>> BEGIN

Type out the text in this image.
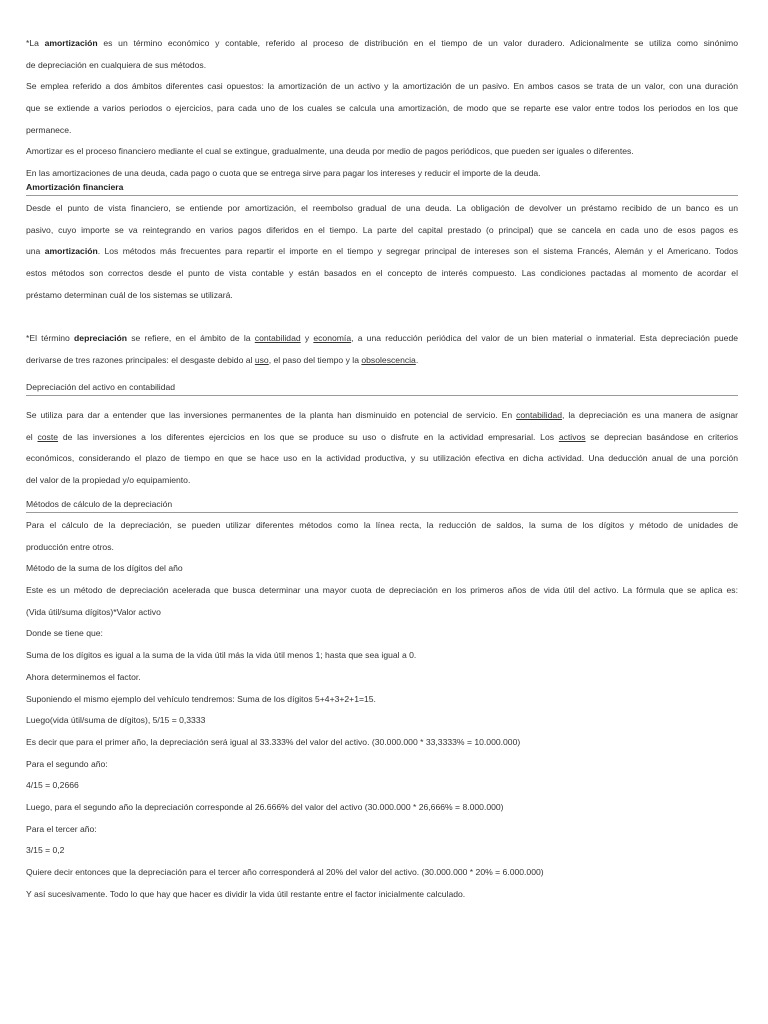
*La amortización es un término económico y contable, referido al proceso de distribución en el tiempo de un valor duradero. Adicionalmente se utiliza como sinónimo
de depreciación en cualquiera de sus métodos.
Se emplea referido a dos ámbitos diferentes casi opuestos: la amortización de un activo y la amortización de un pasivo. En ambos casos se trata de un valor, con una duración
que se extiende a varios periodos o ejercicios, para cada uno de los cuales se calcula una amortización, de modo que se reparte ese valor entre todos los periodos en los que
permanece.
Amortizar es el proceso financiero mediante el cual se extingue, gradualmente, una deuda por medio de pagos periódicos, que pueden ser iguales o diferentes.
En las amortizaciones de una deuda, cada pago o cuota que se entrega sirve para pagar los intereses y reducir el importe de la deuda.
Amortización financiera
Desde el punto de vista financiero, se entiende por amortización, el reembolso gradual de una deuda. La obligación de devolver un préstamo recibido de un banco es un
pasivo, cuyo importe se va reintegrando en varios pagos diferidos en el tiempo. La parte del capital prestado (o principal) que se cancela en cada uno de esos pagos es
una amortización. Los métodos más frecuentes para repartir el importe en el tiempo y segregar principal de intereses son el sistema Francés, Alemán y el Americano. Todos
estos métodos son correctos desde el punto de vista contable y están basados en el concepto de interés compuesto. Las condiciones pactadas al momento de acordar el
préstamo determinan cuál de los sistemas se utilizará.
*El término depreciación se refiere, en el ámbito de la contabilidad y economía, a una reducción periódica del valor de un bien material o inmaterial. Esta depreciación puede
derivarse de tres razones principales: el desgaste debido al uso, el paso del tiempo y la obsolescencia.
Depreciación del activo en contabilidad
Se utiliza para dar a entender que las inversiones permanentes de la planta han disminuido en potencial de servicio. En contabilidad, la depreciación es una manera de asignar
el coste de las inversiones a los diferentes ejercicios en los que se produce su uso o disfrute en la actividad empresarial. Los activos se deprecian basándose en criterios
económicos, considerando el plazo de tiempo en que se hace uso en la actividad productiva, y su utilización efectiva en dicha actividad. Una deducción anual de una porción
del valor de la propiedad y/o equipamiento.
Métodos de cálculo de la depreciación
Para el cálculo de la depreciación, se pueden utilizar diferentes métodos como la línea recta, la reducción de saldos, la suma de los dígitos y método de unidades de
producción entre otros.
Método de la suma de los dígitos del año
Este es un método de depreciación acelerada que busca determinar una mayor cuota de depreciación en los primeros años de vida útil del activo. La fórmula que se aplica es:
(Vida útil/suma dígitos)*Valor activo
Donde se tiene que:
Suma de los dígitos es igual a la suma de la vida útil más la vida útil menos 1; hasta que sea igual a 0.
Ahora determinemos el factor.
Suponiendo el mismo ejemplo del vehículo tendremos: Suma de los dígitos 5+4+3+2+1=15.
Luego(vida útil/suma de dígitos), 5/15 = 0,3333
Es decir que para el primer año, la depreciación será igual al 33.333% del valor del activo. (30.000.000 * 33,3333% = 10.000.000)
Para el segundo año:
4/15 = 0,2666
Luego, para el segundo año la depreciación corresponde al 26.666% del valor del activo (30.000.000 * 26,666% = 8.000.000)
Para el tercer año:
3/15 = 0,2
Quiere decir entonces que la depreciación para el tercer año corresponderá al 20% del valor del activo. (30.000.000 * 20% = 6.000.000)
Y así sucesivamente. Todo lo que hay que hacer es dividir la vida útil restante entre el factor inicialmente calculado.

>> END
>> BEGIN

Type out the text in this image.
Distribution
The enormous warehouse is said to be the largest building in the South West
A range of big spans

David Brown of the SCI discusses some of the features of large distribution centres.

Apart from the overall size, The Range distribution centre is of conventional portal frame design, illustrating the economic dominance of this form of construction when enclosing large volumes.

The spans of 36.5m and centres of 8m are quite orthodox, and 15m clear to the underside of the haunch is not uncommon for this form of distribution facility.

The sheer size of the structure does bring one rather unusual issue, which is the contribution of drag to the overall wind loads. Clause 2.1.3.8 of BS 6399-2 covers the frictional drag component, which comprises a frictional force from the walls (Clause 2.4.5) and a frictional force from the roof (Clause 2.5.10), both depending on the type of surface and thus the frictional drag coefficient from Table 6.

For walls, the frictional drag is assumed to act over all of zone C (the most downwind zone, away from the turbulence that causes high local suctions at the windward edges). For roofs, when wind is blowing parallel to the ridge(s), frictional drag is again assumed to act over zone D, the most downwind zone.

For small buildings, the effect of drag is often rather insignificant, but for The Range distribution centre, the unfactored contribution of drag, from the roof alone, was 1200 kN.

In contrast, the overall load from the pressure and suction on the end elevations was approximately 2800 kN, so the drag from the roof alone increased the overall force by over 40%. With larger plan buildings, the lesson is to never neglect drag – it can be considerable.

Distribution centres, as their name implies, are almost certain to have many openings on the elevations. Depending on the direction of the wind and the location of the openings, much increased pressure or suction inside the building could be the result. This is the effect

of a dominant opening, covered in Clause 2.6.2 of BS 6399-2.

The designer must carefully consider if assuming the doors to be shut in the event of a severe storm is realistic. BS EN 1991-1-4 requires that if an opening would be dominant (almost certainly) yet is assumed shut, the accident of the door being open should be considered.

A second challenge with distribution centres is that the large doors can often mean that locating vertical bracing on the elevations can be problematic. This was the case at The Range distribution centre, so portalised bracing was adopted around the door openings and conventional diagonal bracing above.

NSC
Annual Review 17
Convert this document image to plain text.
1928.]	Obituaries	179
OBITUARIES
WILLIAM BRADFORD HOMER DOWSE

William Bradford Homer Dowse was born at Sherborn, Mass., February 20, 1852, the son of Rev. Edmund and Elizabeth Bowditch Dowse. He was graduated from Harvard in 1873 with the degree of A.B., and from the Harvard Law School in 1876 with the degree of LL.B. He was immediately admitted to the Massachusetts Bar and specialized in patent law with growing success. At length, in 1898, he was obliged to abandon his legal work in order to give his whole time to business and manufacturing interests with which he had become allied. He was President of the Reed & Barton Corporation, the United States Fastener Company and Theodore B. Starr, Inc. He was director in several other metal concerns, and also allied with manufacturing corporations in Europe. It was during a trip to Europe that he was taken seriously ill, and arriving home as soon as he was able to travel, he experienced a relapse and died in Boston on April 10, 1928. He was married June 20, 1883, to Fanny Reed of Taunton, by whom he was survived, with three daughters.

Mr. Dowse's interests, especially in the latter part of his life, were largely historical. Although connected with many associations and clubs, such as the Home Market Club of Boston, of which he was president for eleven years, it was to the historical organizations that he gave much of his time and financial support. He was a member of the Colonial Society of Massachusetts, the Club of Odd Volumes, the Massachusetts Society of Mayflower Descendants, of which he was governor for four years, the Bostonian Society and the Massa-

>> END

WRITTEN INSTRUCTION: Of the lines above, how many contain the word "préstamo"? Provide the number and nothing else.

SOLUTION: 2